Task prompt: Reproduce the listing below in full and without alteration, apart from its pictures.

Data shown:
((

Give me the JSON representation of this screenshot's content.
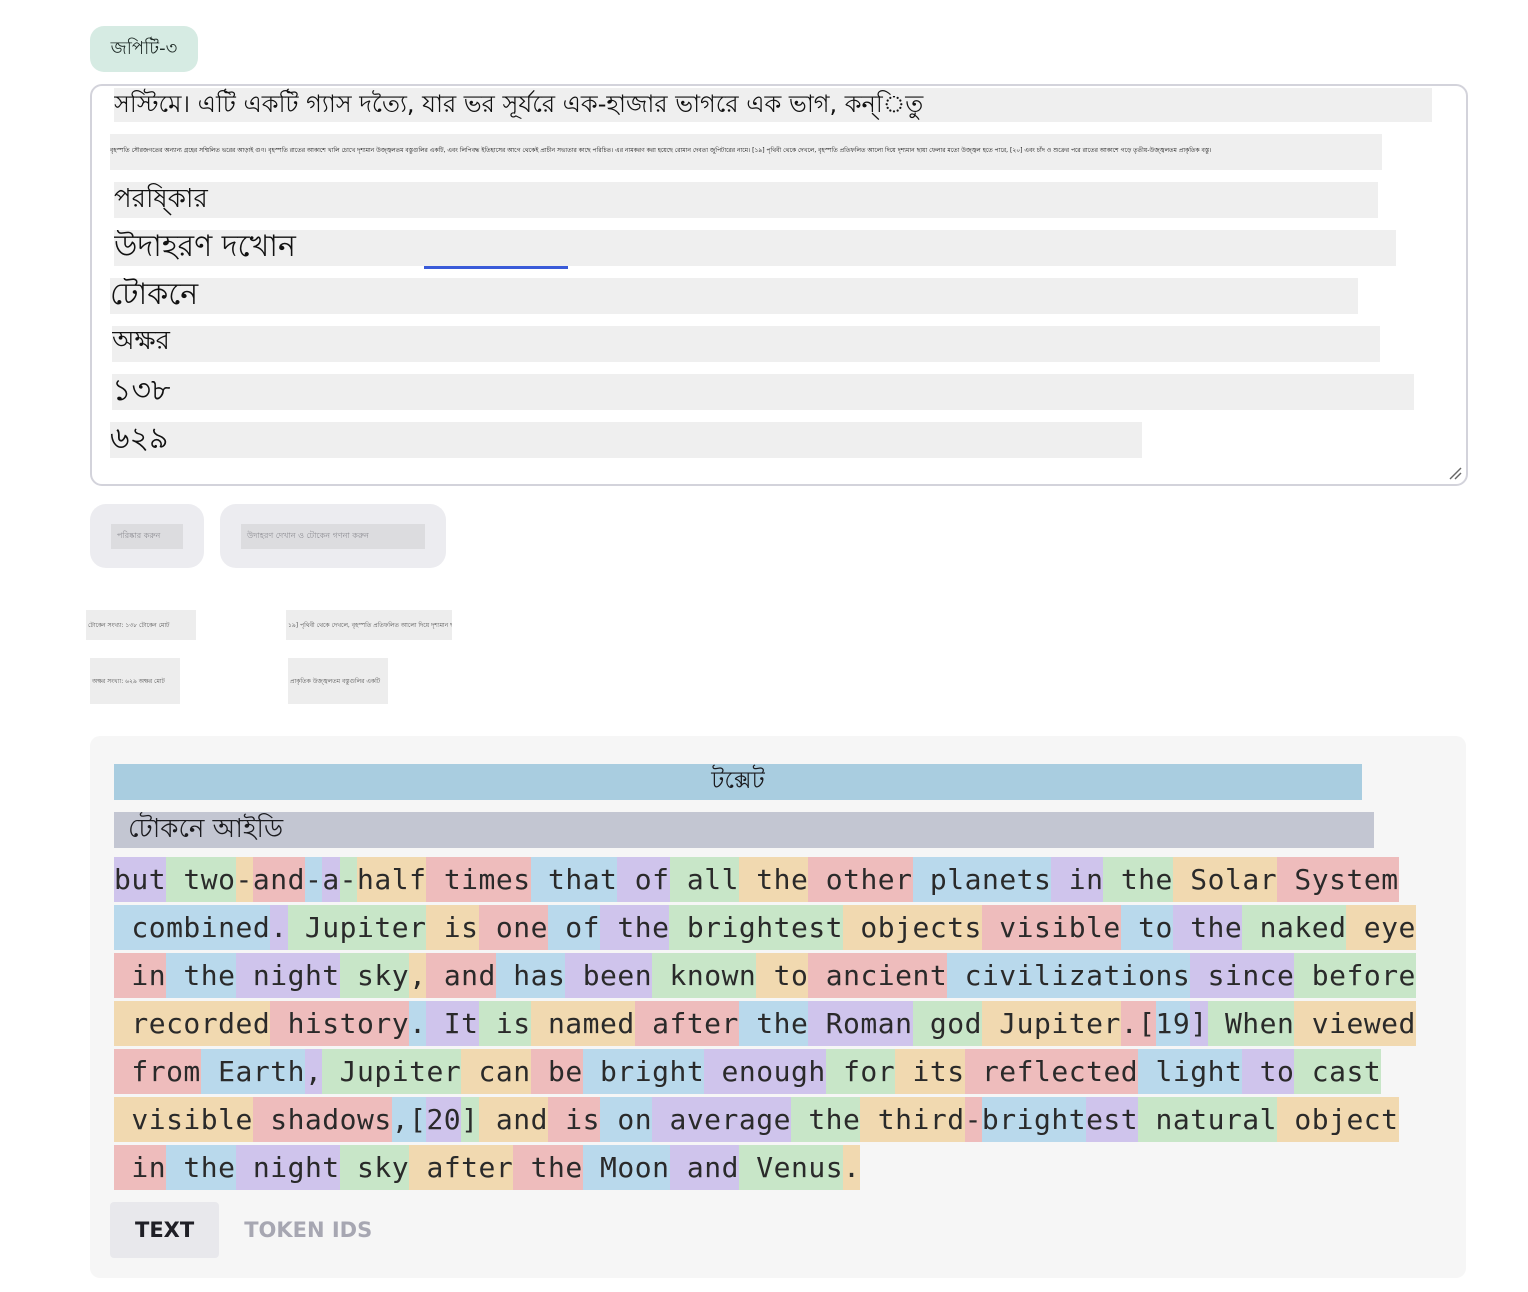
{
  "model_label": "জপিটি-৩",
  "textarea": {
    "line1": "সস্টিমে। এটি একটি গ্যাস দত্যৈ, যার ভর সূর্যরে এক-হাজার ভাগরে এক ভাগ, কন্িতু",
    "line2": "বৃহস্পতি সৌরজগতের অন্যান্য গ্রহের সম্মিলিত ভরের আড়াই গুণ। বৃহস্পতি রাতের আকাশে খালি চোখে দৃশ্যমান উজ্জ্বলতম বস্তুগুলির একটি, এবং লিপিবদ্ধ ইতিহাসের আগে থেকেই প্রাচীন সভ্যতার কাছে পরিচিত। এর নামকরণ করা হয়েছে রোমান দেবতা জুপিটারের নামে। [১৯] পৃথিবী থেকে দেখলে, বৃহস্পতি প্রতিফলিত আলো দিয়ে দৃশ্যমান ছায়া ফেলার মতো উজ্জ্বল হতে পারে, [২০] এবং চাঁদ ও শুক্রের পরে রাতের আকাশে গড়ে তৃতীয়-উজ্জ্বলতম প্রাকৃতিক বস্তু।",
    "line3": "পরষি্কার",
    "line4": "উদাহরণ দখোন",
    "line5": "টোকনে",
    "line6": "অক্ষর",
    "line7": "১৩৮",
    "line8": "৬২৯"
  },
  "buttons": {
    "clear": "পরিষ্কার করুন",
    "show_example": "উদাহরণ দেখান ও টোকেন গণনা করুন"
  },
  "stats": {
    "tokens_label": "টোকেন সংখ্যা: ১৩৮ টোকেন মোট",
    "tokens_text": "১৯] পৃথিবী থেকে দেখলে, বৃহস্পতি প্রতিফলিত আলো দিয়ে দৃশ্যমান ছায়া",
    "chars_label": "অক্ষর সংখ্যা: ৬২৯ অক্ষর মোট",
    "chars_text": "প্রাকৃতিক উজ্জ্বলতম বস্তুগুলির একটি"
  },
  "panel": {
    "text_header": "টক্সেট",
    "ids_header": "টোকনে আইডি",
    "tokens": [
      "but",
      " two",
      "-",
      "and",
      "-",
      "a",
      "-",
      "half",
      " times",
      " that",
      " of",
      " all",
      " the",
      " other",
      " planets",
      " in",
      " the",
      " Solar",
      " System",
      " combined",
      ".",
      " Jupiter",
      " is",
      " one",
      " of",
      " the",
      " brightest",
      " objects",
      " visible",
      " to",
      " the",
      " naked",
      " eye",
      " in",
      " the",
      " night",
      " sky",
      ",",
      " and",
      " has",
      " been",
      " known",
      " to",
      " ancient",
      " civilizations",
      " since",
      " before",
      " recorded",
      " history",
      ".",
      " It",
      " is",
      " named",
      " after",
      " the",
      " Roman",
      " god",
      " Jupiter",
      ".[",
      "19",
      "]",
      " When",
      " viewed",
      " from",
      " Earth",
      ",",
      " Jupiter",
      " can",
      " be",
      " bright",
      " enough",
      " for",
      " its",
      " reflected",
      " light",
      " to",
      " cast",
      " visible",
      " shadows",
      ",[",
      "20",
      "]",
      " and",
      " is",
      " on",
      " average",
      " the",
      " third",
      "-",
      "bright",
      "est",
      " natural",
      " object",
      " in",
      " the",
      " night",
      " sky",
      " after",
      " the",
      " Moon",
      " and",
      " Venus",
      "."
    ],
    "tab_text": "TEXT",
    "tab_ids": "TOKEN IDS"
  },
  "colors": {
    "token_palette": [
      "#cfc4ec",
      "#c8e6c8",
      "#f1d9b0",
      "#eebcbc",
      "#b9d9ec"
    ],
    "accent": "#3a5bd9"
  }
}
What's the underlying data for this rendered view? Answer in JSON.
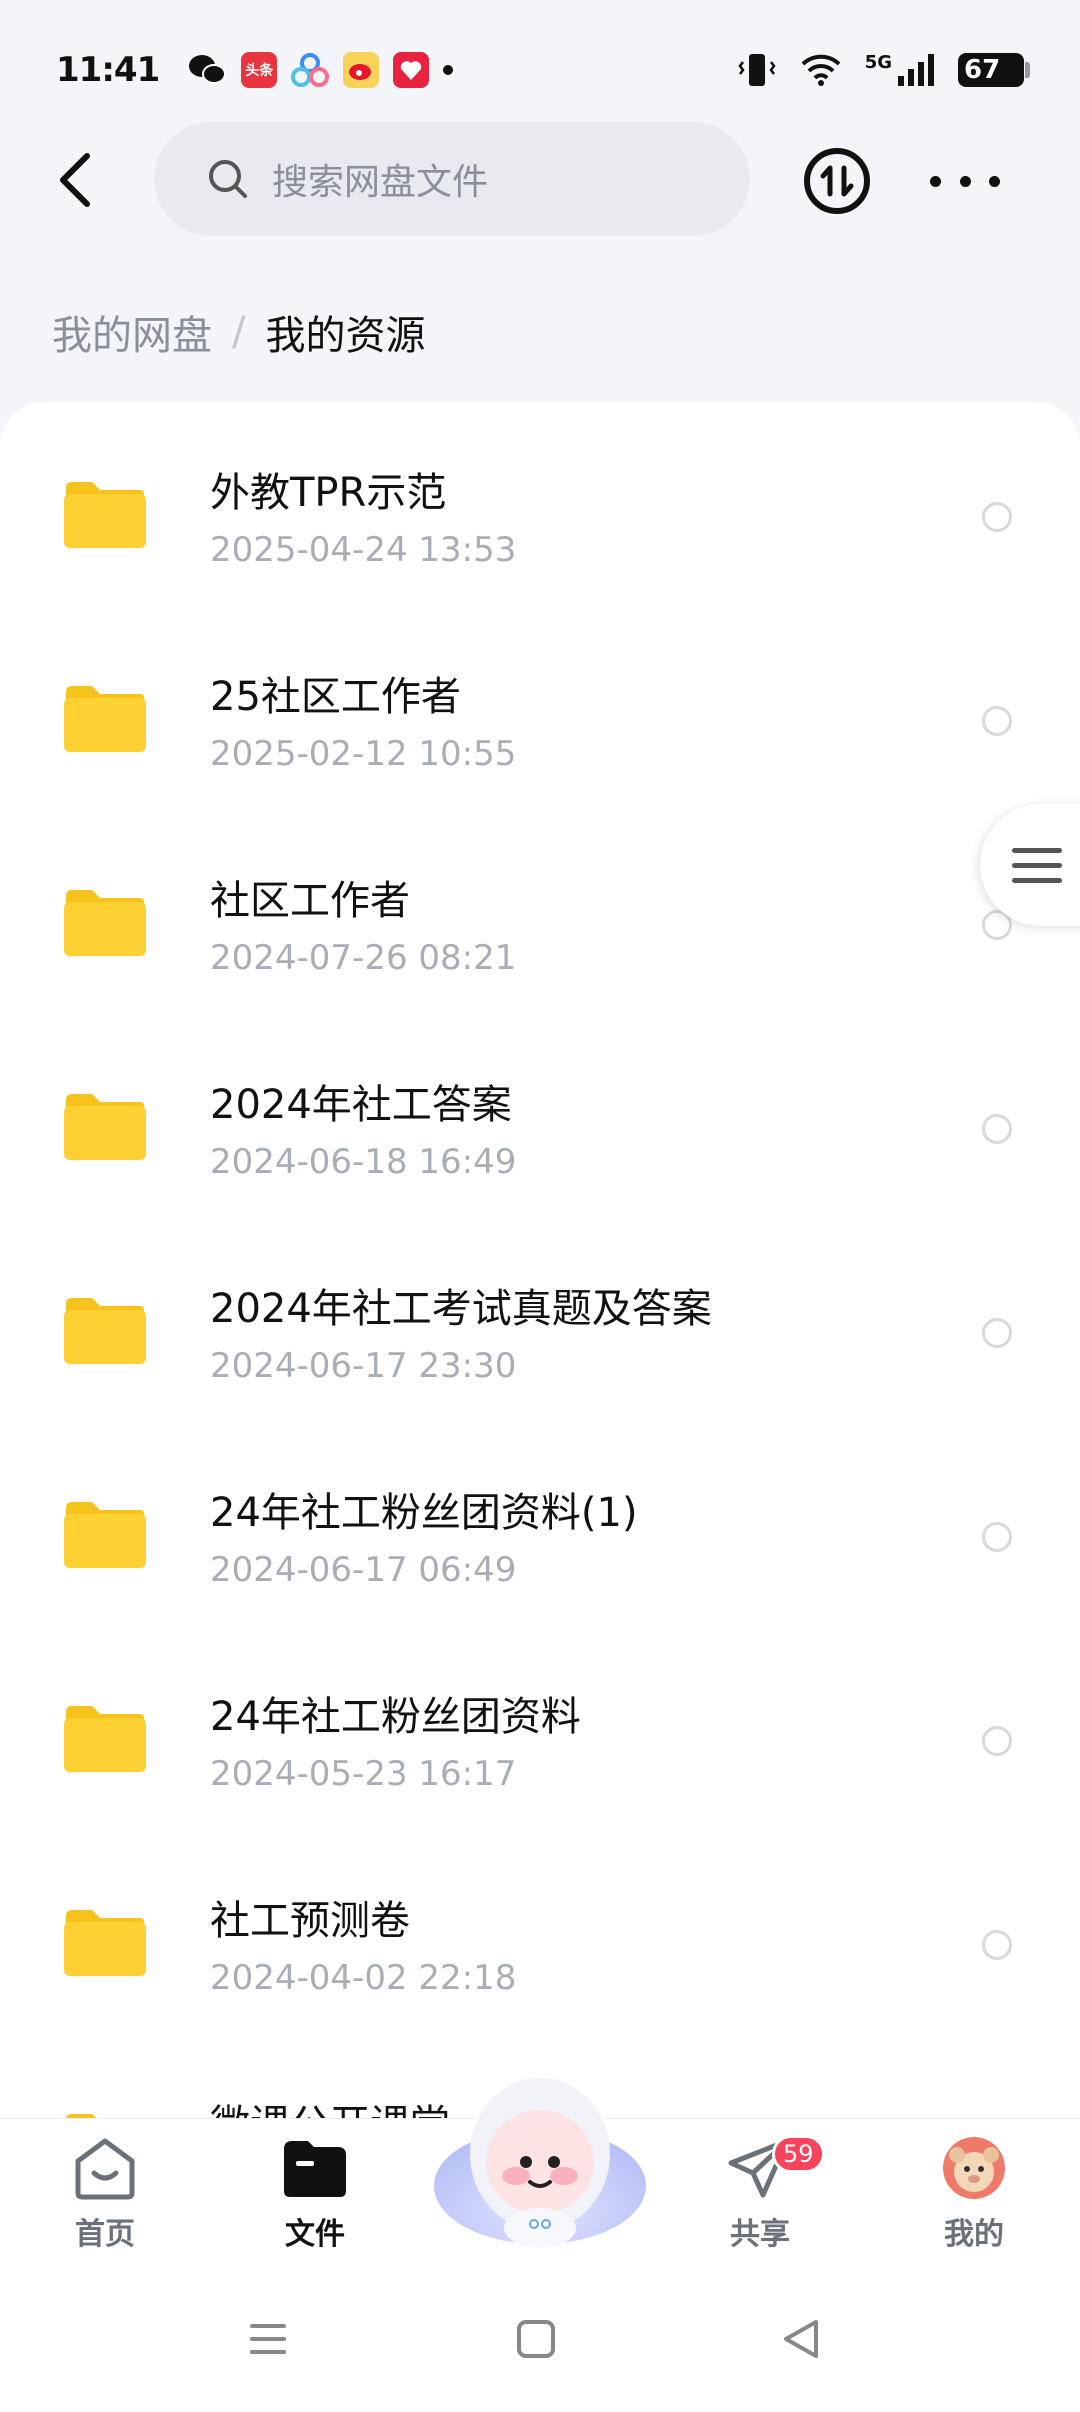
{
  "status_bar": {
    "time": "11:41",
    "network": "5G",
    "battery": "67",
    "apps": [
      "wechat-icon",
      "toutiao-icon",
      "baidu-netdisk-icon",
      "weibo-icon",
      "xiaohongshu-icon"
    ],
    "toutiao_label": "头条"
  },
  "header": {
    "search_placeholder": "搜索网盘文件"
  },
  "breadcrumb": {
    "root": "我的网盘",
    "separator": "/",
    "current": "我的资源"
  },
  "files": [
    {
      "name": "外教TPR示范",
      "date": "2025-04-24  13:53"
    },
    {
      "name": "25社区工作者",
      "date": "2025-02-12  10:55"
    },
    {
      "name": "社区工作者",
      "date": "2024-07-26  08:21"
    },
    {
      "name": "2024年社工答案",
      "date": "2024-06-18  16:49"
    },
    {
      "name": "2024年社工考试真题及答案",
      "date": "2024-06-17  23:30"
    },
    {
      "name": "24年社工粉丝团资料(1)",
      "date": "2024-06-17  06:49"
    },
    {
      "name": "24年社工粉丝团资料",
      "date": "2024-05-23  16:17"
    },
    {
      "name": "社工预测卷",
      "date": "2024-04-02  22:18"
    },
    {
      "name": "微课公开课堂",
      "date": ""
    }
  ],
  "bottom_nav": {
    "home": "首页",
    "files": "文件",
    "share": "共享",
    "share_badge": "59",
    "mine": "我的"
  },
  "colors": {
    "folder": "#fdd034",
    "badge": "#f5445b",
    "background": "#f4f5f8"
  }
}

))

Exercise solution:
Give me the JSON representation of this screenshot's content.
{
  "model_label": "জপিটি-৩",
  "textarea": {
    "line1": "সস্টিমে। এটি একটি গ্যাস দত্যৈ, যার ভর সূর্যরে এক-হাজার ভাগরে এক ভাগ, কন্িতু",
    "line2": "বৃহস্পতি সৌরজগতের অন্যান্য গ্রহের সম্মিলিত ভরের আড়াই গুণ। বৃহস্পতি রাতের আকাশে খালি চোখে দৃশ্যমান উজ্জ্বলতম বস্তুগুলির একটি, এবং লিপিবদ্ধ ইতিহাসের আগে থেকেই প্রাচীন সভ্যতার কাছে পরিচিত। এর নামকরণ করা হয়েছে রোমান দেবতা জুপিটারের নামে। [১৯] পৃথিবী থেকে দেখলে, বৃহস্পতি প্রতিফলিত আলো দিয়ে দৃশ্যমান ছায়া ফেলার মতো উজ্জ্বল হতে পারে, [২০] এবং চাঁদ ও শুক্রের পরে রাতের আকাশে গড়ে তৃতীয়-উজ্জ্বলতম প্রাকৃতিক বস্তু।",
    "line3": "পরষি্কার",
    "line4": "উদাহরণ দখোন",
    "line5": "টোকনে",
    "line6": "অক্ষর",
    "line7": "১৩৮",
    "line8": "৬২৯"
  },
  "buttons": {
    "clear": "পরিষ্কার করুন",
    "show_example": "উদাহরণ দেখান ও টোকেন গণনা করুন"
  },
  "stats": {
    "tokens_label": "টোকেন সংখ্যা: ১৩৮ টোকেন মোট",
    "tokens_text": "১৯] পৃথিবী থেকে দেখলে, বৃহস্পতি প্রতিফলিত আলো দিয়ে দৃশ্যমান ছায়া",
    "chars_label": "অক্ষর সংখ্যা: ৬২৯ অক্ষর মোট",
    "chars_text": "প্রাকৃতিক উজ্জ্বলতম বস্তুগুলির একটি"
  },
  "panel": {
    "text_header": "টক্সেট",
    "ids_header": "টোকনে আইডি",
    "tokens": [
      "but",
      " two",
      "-",
      "and",
      "-",
      "a",
      "-",
      "half",
      " times",
      " that",
      " of",
      " all",
      " the",
      " other",
      " planets",
      " in",
      " the",
      " Solar",
      " System",
      " combined",
      ".",
      " Jupiter",
      " is",
      " one",
      " of",
      " the",
      " brightest",
      " objects",
      " visible",
      " to",
      " the",
      " naked",
      " eye",
      " in",
      " the",
      " night",
      " sky",
      ",",
      " and",
      " has",
      " been",
      " known",
      " to",
      " ancient",
      " civilizations",
      " since",
      " before",
      " recorded",
      " history",
      ".",
      " It",
      " is",
      " named",
      " after",
      " the",
      " Roman",
      " god",
      " Jupiter",
      ".[",
      "19",
      "]",
      " When",
      " viewed",
      " from",
      " Earth",
      ",",
      " Jupiter",
      " can",
      " be",
      " bright",
      " enough",
      " for",
      " its",
      " reflected",
      " light",
      " to",
      " cast",
      " visible",
      " shadows",
      ",[",
      "20",
      "]",
      " and",
      " is",
      " on",
      " average",
      " the",
      " third",
      "-",
      "bright",
      "est",
      " natural",
      " object",
      " in",
      " the",
      " night",
      " sky",
      " after",
      " the",
      " Moon",
      " and",
      " Venus",
      "."
    ],
    "tab_text": "TEXT",
    "tab_ids": "TOKEN IDS"
  },
  "colors": {
    "token_palette": [
      "#cfc4ec",
      "#c8e6c8",
      "#f1d9b0",
      "#eebcbc",
      "#b9d9ec"
    ],
    "accent": "#3a5bd9"
  }
}
What's the underlying data for this rendered view? Answer in JSON.
{
  "status_bar": {
    "time": "11:41",
    "network": "5G",
    "battery": "67",
    "apps": [
      "wechat-icon",
      "toutiao-icon",
      "baidu-netdisk-icon",
      "weibo-icon",
      "xiaohongshu-icon"
    ],
    "toutiao_label": "头条"
  },
  "header": {
    "search_placeholder": "搜索网盘文件"
  },
  "breadcrumb": {
    "root": "我的网盘",
    "separator": "/",
    "current": "我的资源"
  },
  "files": [
    {
      "name": "外教TPR示范",
      "date": "2025-04-24  13:53"
    },
    {
      "name": "25社区工作者",
      "date": "2025-02-12  10:55"
    },
    {
      "name": "社区工作者",
      "date": "2024-07-26  08:21"
    },
    {
      "name": "2024年社工答案",
      "date": "2024-06-18  16:49"
    },
    {
      "name": "2024年社工考试真题及答案",
      "date": "2024-06-17  23:30"
    },
    {
      "name": "24年社工粉丝团资料(1)",
      "date": "2024-06-17  06:49"
    },
    {
      "name": "24年社工粉丝团资料",
      "date": "2024-05-23  16:17"
    },
    {
      "name": "社工预测卷",
      "date": "2024-04-02  22:18"
    },
    {
      "name": "微课公开课堂",
      "date": ""
    }
  ],
  "bottom_nav": {
    "home": "首页",
    "files": "文件",
    "share": "共享",
    "share_badge": "59",
    "mine": "我的"
  },
  "colors": {
    "folder": "#fdd034",
    "badge": "#f5445b",
    "background": "#f4f5f8"
  }
}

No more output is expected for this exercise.